_Problem to work on_: Output solely the number of lines containing the string "山东第一医科大学附属消化病医院".

_Material for the task_:
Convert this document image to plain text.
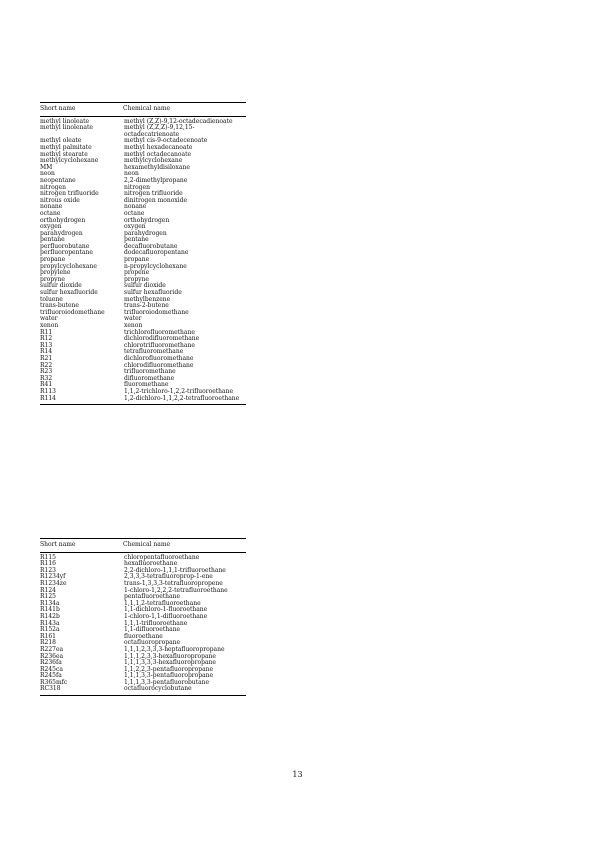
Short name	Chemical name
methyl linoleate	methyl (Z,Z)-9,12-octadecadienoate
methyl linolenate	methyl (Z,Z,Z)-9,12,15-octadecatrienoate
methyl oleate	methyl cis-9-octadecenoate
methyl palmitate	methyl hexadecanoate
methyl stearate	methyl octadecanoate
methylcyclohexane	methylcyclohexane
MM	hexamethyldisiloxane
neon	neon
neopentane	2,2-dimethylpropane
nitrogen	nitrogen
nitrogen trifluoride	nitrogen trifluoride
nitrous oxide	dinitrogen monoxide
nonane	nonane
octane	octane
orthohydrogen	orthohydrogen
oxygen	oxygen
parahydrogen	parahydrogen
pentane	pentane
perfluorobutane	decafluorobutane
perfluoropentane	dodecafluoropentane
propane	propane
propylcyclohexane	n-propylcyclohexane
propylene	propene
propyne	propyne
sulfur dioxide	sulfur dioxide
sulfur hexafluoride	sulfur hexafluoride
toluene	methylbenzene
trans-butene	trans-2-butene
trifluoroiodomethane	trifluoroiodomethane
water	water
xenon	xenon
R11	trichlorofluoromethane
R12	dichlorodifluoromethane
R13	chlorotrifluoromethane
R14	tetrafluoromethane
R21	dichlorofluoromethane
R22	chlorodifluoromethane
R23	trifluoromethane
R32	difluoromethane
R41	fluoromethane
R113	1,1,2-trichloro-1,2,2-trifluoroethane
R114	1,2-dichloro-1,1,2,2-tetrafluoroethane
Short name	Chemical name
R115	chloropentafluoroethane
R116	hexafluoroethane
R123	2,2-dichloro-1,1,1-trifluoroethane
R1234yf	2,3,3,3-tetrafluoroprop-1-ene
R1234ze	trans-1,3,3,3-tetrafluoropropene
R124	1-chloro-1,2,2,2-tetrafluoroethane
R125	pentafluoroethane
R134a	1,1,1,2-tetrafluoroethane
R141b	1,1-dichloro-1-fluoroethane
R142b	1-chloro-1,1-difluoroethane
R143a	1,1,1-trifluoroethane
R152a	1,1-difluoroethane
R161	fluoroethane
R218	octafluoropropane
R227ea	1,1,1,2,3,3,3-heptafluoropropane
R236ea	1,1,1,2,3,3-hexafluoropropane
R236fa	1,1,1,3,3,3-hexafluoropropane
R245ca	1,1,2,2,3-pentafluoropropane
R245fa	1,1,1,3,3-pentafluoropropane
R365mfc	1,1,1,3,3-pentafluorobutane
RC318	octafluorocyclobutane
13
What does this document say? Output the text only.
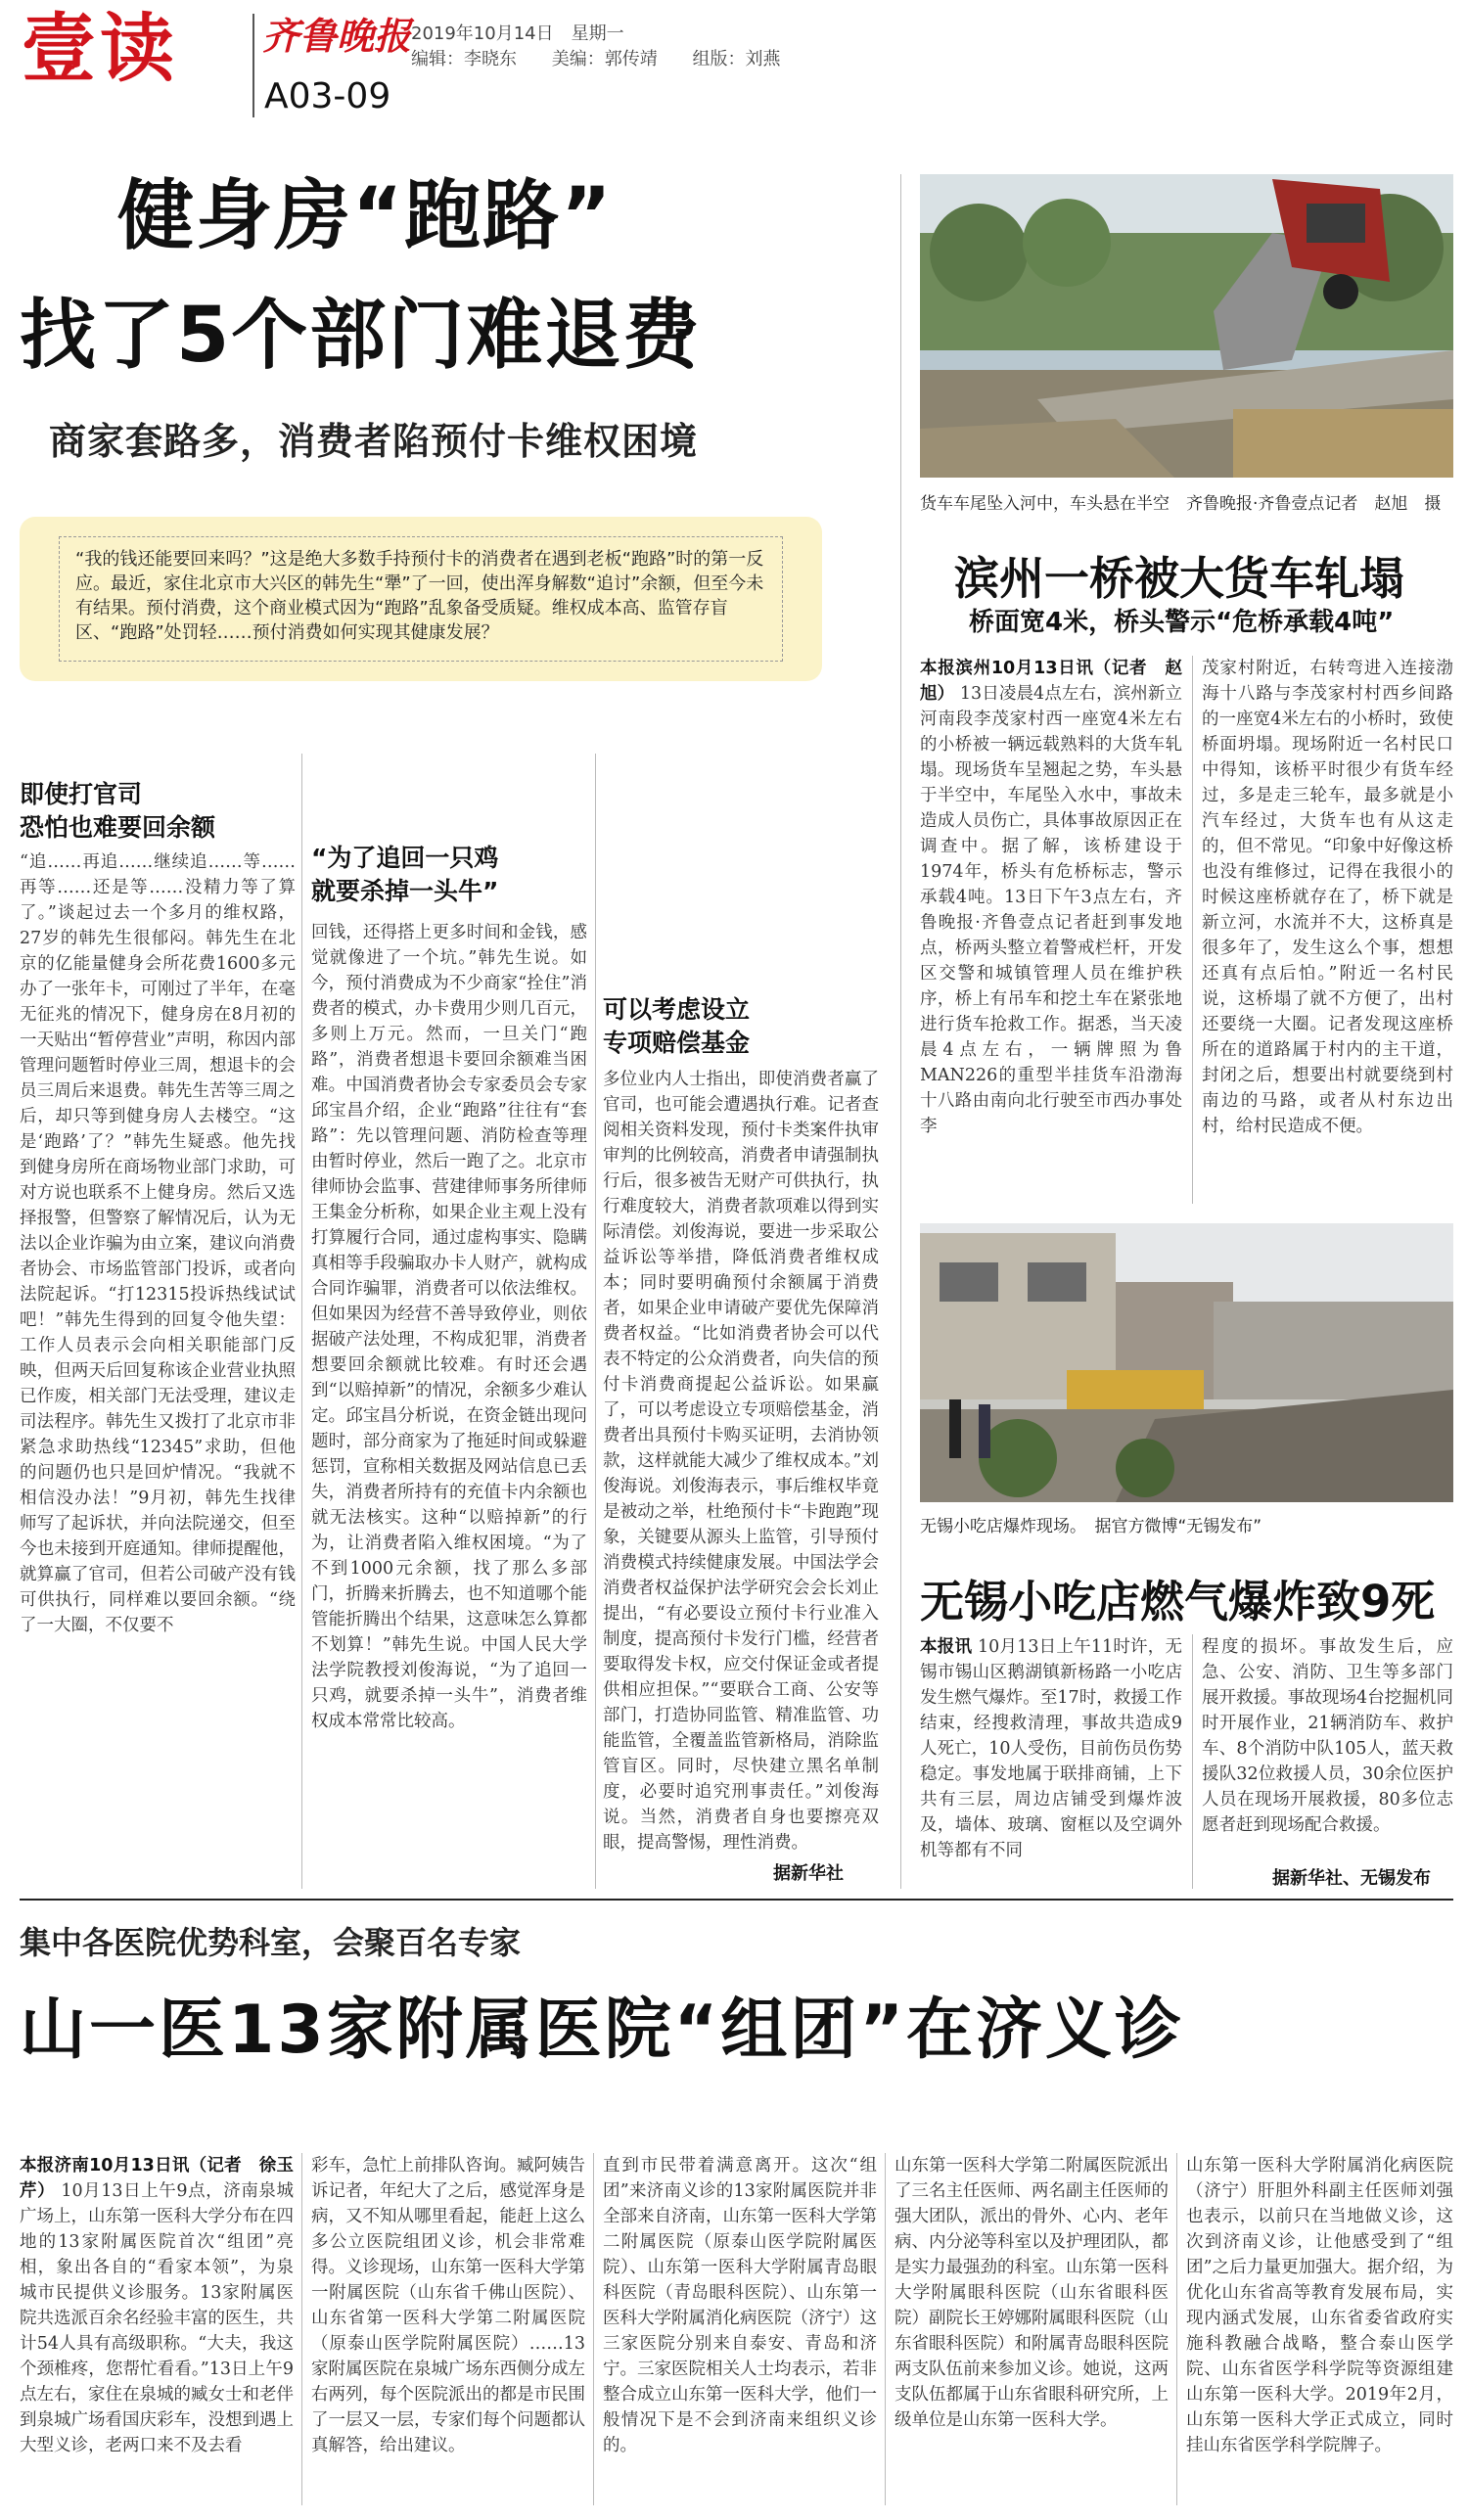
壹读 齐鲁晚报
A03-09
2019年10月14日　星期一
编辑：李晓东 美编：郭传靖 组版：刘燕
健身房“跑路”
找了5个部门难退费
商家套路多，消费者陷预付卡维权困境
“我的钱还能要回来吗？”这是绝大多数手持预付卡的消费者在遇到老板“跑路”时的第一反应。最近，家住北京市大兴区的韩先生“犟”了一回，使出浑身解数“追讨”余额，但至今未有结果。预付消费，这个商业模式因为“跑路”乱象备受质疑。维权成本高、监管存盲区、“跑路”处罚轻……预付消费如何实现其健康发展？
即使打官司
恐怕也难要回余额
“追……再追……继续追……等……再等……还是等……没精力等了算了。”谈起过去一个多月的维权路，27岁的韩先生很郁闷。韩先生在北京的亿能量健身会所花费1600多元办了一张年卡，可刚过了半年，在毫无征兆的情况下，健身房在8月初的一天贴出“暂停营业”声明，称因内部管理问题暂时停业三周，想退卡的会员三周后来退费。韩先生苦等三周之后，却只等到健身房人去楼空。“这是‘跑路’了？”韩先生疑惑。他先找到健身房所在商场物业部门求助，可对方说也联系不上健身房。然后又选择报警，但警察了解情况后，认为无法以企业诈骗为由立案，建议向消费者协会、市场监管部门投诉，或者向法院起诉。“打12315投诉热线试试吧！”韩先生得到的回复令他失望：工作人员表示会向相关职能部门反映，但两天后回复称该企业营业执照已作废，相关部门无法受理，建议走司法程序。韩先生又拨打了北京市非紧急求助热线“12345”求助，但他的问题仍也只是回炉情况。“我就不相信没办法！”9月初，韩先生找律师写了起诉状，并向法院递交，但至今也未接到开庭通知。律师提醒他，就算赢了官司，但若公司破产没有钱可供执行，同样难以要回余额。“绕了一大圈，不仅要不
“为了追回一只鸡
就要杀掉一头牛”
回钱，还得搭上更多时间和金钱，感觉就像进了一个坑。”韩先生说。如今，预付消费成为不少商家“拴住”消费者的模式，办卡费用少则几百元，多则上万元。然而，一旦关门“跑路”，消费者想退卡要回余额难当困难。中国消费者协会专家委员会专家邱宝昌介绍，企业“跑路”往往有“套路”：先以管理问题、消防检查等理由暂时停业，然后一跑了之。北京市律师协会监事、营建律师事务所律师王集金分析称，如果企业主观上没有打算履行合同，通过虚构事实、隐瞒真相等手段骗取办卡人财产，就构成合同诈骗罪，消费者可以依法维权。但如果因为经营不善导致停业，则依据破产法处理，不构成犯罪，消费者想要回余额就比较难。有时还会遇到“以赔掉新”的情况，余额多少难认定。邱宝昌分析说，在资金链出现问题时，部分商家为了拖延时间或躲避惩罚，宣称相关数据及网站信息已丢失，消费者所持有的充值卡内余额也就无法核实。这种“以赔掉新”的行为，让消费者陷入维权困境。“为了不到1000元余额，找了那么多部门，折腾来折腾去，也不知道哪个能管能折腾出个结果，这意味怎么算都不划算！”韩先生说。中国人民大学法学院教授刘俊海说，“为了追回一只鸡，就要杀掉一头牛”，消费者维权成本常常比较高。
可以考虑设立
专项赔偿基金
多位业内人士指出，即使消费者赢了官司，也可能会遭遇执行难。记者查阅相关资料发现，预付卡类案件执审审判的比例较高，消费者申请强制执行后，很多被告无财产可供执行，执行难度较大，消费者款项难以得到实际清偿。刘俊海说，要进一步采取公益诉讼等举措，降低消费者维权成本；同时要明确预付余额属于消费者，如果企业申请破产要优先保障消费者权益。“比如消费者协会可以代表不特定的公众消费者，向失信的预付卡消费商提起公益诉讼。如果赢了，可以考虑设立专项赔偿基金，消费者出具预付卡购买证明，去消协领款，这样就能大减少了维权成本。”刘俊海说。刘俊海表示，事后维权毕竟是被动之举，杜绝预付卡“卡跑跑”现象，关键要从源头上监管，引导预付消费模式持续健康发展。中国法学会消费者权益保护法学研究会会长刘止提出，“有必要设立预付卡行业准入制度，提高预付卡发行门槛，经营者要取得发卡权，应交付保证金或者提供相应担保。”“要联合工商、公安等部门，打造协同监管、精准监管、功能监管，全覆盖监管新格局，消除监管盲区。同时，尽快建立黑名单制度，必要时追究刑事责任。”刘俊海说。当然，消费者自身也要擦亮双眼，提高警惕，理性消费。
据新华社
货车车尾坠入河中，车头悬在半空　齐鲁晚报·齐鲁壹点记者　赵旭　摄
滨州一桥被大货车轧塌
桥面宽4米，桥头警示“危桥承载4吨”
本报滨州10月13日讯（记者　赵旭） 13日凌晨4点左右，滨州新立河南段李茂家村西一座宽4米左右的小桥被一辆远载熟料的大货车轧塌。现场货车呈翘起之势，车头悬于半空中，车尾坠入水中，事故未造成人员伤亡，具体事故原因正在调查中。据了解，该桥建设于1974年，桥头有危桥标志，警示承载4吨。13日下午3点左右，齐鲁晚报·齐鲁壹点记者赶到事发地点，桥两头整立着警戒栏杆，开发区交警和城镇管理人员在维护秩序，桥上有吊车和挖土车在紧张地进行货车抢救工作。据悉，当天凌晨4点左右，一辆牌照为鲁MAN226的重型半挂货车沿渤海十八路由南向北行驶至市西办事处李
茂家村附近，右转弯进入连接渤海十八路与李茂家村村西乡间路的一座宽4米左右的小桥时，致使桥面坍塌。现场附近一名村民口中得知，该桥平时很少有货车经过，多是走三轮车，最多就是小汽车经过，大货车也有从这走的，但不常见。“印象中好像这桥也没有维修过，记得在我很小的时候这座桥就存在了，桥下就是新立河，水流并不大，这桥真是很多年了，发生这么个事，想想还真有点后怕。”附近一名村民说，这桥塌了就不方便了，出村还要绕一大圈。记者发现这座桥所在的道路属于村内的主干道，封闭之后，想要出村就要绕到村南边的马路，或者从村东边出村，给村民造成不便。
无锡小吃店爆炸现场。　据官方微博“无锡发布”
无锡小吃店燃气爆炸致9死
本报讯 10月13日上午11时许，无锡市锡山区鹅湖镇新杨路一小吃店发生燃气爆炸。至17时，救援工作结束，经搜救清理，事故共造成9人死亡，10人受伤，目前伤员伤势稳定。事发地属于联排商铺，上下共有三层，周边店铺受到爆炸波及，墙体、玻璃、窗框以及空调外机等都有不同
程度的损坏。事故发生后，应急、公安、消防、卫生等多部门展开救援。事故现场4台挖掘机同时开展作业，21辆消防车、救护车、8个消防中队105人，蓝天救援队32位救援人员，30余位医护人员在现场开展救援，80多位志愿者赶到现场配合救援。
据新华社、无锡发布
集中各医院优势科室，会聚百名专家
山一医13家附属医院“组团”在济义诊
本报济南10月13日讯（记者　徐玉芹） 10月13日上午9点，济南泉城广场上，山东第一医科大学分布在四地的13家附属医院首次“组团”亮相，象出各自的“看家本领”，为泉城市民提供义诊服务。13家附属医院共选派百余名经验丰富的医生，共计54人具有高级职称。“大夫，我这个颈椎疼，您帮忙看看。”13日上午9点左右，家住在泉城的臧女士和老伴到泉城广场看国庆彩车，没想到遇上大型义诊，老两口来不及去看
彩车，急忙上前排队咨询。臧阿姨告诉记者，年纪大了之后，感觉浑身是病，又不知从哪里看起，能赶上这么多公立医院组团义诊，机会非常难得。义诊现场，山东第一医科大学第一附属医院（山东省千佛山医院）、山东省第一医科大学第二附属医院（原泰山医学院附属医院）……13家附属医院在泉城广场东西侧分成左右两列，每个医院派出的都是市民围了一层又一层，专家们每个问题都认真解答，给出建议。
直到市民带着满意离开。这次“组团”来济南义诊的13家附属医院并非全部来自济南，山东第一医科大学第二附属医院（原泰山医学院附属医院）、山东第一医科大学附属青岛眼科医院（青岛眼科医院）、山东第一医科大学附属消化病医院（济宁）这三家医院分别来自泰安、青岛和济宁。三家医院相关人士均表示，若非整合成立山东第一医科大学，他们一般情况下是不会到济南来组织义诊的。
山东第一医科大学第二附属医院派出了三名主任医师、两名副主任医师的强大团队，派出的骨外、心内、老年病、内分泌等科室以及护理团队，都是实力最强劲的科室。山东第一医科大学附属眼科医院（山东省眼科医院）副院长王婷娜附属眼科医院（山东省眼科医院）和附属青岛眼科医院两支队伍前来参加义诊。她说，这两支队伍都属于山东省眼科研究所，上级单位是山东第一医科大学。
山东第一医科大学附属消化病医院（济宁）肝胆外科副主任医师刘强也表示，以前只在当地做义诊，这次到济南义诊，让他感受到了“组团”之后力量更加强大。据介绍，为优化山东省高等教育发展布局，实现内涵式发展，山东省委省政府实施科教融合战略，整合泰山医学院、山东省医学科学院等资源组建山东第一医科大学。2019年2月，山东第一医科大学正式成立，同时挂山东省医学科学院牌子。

_Completed task_: 2